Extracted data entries
══════════════════════════════

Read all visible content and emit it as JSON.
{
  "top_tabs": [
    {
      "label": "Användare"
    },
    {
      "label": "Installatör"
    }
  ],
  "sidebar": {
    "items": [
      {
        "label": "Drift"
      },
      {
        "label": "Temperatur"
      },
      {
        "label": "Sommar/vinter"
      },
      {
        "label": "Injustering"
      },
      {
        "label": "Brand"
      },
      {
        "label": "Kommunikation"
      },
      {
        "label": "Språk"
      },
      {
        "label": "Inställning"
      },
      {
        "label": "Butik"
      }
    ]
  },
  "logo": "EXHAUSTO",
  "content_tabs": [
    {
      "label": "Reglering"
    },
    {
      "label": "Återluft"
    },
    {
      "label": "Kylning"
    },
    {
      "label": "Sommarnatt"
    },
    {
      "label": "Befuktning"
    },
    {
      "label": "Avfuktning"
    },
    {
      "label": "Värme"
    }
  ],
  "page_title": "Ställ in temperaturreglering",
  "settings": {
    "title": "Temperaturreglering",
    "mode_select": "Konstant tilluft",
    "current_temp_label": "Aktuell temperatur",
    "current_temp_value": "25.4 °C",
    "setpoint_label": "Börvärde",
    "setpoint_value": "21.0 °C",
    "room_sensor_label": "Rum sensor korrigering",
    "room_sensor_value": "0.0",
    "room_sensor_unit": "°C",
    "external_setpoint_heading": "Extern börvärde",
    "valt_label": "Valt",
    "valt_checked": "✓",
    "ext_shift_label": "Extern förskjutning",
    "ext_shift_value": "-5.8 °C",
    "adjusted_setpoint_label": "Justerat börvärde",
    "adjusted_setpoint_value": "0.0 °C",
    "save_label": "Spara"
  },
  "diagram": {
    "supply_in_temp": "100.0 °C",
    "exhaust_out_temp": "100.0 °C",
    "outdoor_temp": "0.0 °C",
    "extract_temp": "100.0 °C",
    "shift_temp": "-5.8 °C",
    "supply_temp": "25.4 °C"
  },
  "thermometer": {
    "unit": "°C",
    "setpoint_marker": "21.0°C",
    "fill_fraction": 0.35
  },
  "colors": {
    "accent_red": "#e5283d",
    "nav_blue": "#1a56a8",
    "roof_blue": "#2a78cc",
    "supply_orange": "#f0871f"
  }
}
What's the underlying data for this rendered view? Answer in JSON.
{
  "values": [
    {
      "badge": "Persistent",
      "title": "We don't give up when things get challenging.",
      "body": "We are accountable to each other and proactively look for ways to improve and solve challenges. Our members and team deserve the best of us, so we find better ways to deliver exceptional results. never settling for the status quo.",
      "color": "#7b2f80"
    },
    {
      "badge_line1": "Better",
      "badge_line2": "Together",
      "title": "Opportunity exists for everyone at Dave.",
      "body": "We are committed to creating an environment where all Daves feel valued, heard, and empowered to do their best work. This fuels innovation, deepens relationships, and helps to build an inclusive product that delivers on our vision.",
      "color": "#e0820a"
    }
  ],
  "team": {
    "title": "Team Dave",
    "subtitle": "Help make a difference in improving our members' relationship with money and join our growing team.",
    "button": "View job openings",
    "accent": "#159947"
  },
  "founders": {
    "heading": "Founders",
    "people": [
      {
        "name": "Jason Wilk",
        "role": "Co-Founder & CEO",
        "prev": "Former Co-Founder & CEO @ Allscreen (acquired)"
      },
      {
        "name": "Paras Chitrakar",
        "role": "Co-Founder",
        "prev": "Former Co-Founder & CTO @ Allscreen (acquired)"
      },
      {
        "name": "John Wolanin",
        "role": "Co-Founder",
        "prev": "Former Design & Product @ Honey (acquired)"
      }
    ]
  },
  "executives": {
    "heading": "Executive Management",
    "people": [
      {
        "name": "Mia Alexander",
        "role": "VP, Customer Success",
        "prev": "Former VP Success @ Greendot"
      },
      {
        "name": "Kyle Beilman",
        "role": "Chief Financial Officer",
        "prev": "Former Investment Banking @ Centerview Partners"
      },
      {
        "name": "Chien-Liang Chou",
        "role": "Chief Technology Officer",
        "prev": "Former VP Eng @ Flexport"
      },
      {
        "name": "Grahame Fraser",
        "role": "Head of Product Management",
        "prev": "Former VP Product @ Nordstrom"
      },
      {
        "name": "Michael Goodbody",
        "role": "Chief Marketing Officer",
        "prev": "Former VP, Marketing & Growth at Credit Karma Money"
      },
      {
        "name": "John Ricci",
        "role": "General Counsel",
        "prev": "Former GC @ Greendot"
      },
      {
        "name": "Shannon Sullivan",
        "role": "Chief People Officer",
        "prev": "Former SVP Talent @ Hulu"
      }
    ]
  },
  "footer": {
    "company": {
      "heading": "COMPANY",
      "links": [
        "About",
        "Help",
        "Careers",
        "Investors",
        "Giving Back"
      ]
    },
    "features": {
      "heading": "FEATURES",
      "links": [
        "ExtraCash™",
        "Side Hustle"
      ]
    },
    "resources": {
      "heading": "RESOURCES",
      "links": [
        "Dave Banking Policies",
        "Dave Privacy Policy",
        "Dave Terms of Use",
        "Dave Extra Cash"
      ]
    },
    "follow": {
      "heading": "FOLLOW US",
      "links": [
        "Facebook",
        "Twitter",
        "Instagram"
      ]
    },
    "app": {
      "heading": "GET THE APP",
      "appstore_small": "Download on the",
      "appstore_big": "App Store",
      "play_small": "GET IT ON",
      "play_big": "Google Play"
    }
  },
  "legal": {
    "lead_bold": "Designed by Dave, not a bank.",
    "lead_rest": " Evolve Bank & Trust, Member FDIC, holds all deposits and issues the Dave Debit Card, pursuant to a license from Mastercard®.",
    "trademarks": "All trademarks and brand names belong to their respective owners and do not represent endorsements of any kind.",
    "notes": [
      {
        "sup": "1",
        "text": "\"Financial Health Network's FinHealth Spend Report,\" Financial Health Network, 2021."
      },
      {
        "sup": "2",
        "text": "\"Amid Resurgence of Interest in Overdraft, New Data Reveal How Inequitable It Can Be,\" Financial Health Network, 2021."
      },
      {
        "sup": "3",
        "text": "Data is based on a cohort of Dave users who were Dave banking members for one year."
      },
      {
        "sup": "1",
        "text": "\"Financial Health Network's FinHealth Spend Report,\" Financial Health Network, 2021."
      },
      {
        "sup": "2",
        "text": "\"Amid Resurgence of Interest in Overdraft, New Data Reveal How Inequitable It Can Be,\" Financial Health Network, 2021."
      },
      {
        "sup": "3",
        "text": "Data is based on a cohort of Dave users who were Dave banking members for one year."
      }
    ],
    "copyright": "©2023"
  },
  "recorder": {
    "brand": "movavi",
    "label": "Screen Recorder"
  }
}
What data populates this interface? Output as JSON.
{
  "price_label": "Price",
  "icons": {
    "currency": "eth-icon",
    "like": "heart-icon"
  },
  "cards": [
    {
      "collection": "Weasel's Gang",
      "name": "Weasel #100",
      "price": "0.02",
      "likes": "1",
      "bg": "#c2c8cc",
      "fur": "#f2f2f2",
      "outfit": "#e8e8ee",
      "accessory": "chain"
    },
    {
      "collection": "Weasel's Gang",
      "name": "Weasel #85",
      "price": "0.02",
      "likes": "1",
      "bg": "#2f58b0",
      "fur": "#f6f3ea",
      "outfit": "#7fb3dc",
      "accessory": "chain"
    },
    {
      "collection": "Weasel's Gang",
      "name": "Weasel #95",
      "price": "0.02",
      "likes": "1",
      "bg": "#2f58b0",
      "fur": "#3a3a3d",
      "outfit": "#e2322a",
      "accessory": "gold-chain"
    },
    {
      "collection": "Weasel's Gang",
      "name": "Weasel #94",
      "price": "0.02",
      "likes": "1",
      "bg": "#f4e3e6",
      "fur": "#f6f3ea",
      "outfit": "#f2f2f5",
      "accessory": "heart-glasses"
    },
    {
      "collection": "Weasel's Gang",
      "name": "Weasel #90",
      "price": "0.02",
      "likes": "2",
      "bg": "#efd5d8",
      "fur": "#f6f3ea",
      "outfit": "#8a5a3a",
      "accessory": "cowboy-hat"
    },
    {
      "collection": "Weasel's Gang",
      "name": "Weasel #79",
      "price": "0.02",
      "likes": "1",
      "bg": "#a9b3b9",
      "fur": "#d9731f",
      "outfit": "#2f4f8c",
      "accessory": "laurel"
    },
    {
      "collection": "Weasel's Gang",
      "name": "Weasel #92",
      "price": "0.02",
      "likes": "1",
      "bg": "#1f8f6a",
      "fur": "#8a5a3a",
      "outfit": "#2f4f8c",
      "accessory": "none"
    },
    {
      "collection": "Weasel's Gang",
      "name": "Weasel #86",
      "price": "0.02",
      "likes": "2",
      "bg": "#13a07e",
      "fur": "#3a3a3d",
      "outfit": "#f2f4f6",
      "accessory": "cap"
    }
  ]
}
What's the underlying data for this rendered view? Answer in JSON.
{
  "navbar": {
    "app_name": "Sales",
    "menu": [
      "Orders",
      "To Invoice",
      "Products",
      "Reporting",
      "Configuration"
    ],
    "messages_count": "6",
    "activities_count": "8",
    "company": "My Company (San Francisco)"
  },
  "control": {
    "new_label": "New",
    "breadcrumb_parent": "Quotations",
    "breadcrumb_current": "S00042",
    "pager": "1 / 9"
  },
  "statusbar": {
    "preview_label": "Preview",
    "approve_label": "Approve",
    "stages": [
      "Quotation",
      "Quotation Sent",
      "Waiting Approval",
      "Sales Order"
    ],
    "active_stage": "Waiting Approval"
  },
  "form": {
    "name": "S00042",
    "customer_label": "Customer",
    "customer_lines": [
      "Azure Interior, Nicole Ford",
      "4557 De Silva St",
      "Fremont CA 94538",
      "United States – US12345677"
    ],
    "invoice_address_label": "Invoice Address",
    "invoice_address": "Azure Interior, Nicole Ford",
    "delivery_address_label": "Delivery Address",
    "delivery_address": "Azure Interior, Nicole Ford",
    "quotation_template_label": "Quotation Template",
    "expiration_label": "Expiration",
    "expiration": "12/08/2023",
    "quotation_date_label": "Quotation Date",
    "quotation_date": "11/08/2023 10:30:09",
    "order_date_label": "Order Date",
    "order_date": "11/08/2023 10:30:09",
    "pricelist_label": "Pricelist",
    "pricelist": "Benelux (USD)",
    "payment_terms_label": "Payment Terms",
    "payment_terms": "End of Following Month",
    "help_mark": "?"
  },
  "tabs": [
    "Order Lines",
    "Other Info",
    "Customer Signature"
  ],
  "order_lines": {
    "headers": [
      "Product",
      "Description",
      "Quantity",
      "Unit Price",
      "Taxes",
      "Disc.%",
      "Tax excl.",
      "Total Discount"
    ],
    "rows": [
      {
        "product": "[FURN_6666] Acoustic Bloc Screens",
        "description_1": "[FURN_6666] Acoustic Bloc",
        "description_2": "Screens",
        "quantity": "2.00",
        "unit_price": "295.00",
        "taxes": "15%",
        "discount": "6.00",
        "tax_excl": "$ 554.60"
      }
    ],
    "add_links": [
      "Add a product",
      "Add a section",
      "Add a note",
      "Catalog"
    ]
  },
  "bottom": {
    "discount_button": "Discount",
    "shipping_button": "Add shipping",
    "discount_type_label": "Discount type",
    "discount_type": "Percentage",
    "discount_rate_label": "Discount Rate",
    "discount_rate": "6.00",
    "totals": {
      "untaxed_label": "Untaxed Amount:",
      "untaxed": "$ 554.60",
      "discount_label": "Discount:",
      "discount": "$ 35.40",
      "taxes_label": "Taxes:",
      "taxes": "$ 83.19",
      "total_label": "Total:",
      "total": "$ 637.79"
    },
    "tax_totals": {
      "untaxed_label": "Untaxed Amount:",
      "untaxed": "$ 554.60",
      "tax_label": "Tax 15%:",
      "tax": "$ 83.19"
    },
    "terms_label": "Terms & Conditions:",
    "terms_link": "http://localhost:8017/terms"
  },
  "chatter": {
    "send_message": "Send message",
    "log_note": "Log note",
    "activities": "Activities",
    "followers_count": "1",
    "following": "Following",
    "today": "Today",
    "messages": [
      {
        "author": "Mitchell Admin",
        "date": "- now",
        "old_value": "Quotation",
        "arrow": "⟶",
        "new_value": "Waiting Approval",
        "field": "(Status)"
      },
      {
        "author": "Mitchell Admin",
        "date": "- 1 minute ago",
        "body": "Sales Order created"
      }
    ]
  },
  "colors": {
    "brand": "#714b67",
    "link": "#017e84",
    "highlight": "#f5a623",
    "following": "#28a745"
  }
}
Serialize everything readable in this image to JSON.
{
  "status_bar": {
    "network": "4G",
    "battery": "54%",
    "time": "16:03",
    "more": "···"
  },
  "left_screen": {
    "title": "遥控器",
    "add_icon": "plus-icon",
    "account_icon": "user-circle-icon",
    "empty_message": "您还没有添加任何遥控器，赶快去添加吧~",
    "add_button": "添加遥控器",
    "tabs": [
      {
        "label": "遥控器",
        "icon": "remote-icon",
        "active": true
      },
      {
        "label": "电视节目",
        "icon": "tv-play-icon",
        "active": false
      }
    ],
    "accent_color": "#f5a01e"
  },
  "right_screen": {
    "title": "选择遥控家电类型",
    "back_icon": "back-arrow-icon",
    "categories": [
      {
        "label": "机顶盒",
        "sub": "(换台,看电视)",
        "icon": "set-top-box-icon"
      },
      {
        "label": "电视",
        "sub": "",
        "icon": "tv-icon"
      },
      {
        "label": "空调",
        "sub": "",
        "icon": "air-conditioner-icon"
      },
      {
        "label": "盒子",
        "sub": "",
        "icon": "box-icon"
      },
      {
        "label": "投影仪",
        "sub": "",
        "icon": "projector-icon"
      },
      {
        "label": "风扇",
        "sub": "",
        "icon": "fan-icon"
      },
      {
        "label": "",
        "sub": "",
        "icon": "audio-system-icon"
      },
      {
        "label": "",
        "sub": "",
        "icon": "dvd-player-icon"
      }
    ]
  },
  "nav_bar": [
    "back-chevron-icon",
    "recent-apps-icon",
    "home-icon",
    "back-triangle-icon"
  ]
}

══════════════════════════════

_What you will do_
Filter the data for the string "Chief" and copy every line that has it.

_Solution below_
        "role": "Chief Financial Officer",
        "role": "Chief Technology Officer",
        "role": "Chief Marketing Officer",
        "role": "Chief People Officer",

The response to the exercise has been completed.